-------- Dataset

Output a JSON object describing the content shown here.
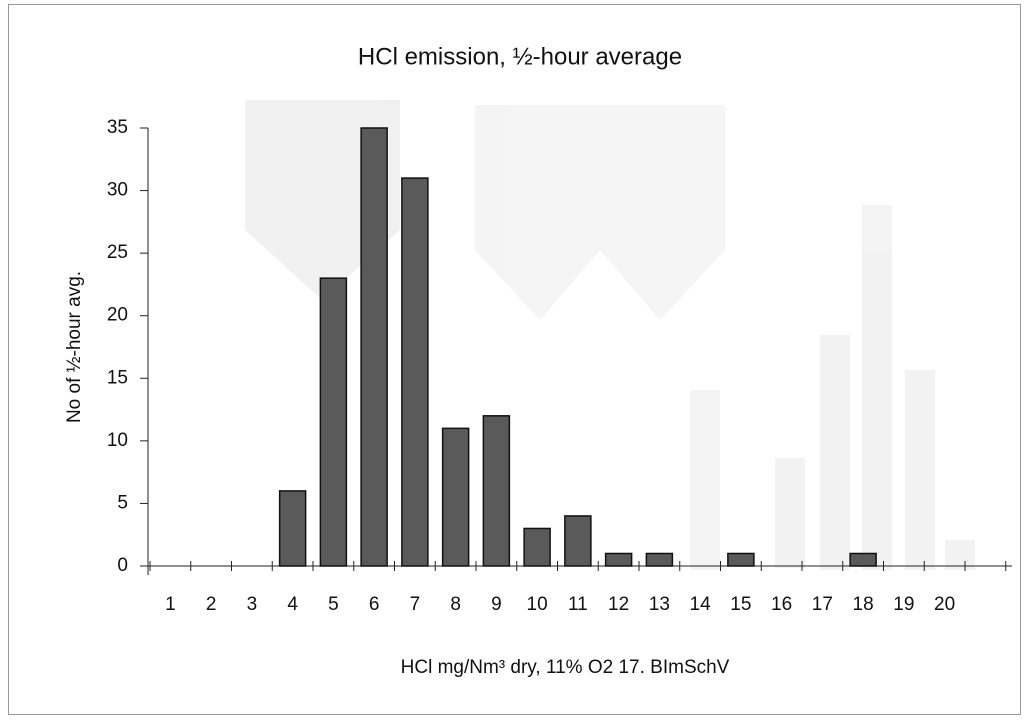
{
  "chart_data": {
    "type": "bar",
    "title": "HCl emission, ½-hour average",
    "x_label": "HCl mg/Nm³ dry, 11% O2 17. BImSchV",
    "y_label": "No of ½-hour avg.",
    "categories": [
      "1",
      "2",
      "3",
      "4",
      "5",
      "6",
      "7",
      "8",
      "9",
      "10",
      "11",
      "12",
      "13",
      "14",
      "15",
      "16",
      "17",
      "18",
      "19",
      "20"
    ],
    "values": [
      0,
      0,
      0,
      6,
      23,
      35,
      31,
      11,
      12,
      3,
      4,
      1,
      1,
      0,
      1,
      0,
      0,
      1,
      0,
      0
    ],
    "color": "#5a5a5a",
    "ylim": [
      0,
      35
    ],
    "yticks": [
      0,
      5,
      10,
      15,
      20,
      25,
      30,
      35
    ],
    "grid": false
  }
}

----------------

### Directions for this task
From the entries above, copy each line holding "hour".

### Reply
    "title": "HCl emission, ½-hour average",
    "y_label": "No of ½-hour avg.",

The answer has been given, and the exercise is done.